▶ Assigned task
A complete, exact copy of the records is needed here.

[Input records Boundary: Start]

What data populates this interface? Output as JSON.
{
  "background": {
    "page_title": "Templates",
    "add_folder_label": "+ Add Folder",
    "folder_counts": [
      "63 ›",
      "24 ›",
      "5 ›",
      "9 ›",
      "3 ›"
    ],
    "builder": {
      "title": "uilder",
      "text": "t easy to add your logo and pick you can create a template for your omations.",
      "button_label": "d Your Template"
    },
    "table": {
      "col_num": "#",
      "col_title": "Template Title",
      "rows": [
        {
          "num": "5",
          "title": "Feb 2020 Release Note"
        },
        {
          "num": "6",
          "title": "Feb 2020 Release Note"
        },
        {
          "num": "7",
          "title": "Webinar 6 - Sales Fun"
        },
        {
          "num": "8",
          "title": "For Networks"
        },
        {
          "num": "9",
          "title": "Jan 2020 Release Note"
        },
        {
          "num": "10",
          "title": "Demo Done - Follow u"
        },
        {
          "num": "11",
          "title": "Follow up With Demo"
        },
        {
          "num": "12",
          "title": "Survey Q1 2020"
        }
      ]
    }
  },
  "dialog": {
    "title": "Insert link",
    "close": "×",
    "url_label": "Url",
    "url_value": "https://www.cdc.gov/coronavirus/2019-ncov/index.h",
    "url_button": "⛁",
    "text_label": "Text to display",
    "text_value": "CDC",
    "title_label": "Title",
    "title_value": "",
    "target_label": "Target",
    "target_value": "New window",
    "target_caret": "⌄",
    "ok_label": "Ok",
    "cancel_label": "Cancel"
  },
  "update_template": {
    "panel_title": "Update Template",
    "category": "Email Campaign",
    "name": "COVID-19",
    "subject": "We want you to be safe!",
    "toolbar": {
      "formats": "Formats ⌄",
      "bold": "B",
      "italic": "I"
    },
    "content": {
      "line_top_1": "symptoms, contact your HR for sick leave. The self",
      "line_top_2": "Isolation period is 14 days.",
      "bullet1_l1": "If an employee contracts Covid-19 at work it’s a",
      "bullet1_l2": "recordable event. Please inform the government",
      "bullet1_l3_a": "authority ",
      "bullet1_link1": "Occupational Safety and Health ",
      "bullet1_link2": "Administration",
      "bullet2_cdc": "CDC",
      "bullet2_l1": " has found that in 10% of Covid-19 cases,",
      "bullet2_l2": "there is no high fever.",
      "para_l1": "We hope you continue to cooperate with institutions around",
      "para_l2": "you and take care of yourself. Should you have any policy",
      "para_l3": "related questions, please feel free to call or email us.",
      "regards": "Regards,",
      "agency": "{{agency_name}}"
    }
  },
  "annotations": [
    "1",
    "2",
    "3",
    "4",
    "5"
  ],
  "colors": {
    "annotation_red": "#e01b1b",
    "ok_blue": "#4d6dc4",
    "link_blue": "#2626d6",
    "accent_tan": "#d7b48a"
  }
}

[Input records Boundary: End]

▶ Your response
What data populates this interface? Output as JSON.
{
  "background": {
    "page_title": "Templates",
    "add_folder_label": "+ Add Folder",
    "folder_counts": [
      "63 ›",
      "24 ›",
      "5 ›",
      "9 ›",
      "3 ›"
    ],
    "builder": {
      "title": "uilder",
      "text": "t easy to add your logo and pick you can create a template for your omations.",
      "button_label": "d Your Template"
    },
    "table": {
      "col_num": "#",
      "col_title": "Template Title",
      "rows": [
        {
          "num": "5",
          "title": "Feb 2020 Release Note"
        },
        {
          "num": "6",
          "title": "Feb 2020 Release Note"
        },
        {
          "num": "7",
          "title": "Webinar 6 - Sales Fun"
        },
        {
          "num": "8",
          "title": "For Networks"
        },
        {
          "num": "9",
          "title": "Jan 2020 Release Note"
        },
        {
          "num": "10",
          "title": "Demo Done - Follow u"
        },
        {
          "num": "11",
          "title": "Follow up With Demo"
        },
        {
          "num": "12",
          "title": "Survey Q1 2020"
        }
      ]
    }
  },
  "dialog": {
    "title": "Insert link",
    "close": "×",
    "url_label": "Url",
    "url_value": "https://www.cdc.gov/coronavirus/2019-ncov/index.h",
    "url_button": "⛁",
    "text_label": "Text to display",
    "text_value": "CDC",
    "title_label": "Title",
    "title_value": "",
    "target_label": "Target",
    "target_value": "New window",
    "target_caret": "⌄",
    "ok_label": "Ok",
    "cancel_label": "Cancel"
  },
  "update_template": {
    "panel_title": "Update Template",
    "category": "Email Campaign",
    "name": "COVID-19",
    "subject": "We want you to be safe!",
    "toolbar": {
      "formats": "Formats ⌄",
      "bold": "B",
      "italic": "I"
    },
    "content": {
      "line_top_1": "symptoms, contact your HR for sick leave. The self",
      "line_top_2": "Isolation period is 14 days.",
      "bullet1_l1": "If an employee contracts Covid-19 at work it’s a",
      "bullet1_l2": "recordable event. Please inform the government",
      "bullet1_l3_a": "authority ",
      "bullet1_link1": "Occupational Safety and Health ",
      "bullet1_link2": "Administration",
      "bullet2_cdc": "CDC",
      "bullet2_l1": " has found that in 10% of Covid-19 cases,",
      "bullet2_l2": "there is no high fever.",
      "para_l1": "We hope you continue to cooperate with institutions around",
      "para_l2": "you and take care of yourself. Should you have any policy",
      "para_l3": "related questions, please feel free to call or email us.",
      "regards": "Regards,",
      "agency": "{{agency_name}}"
    }
  },
  "annotations": [
    "1",
    "2",
    "3",
    "4",
    "5"
  ],
  "colors": {
    "annotation_red": "#e01b1b",
    "ok_blue": "#4d6dc4",
    "link_blue": "#2626d6",
    "accent_tan": "#d7b48a"
  }
}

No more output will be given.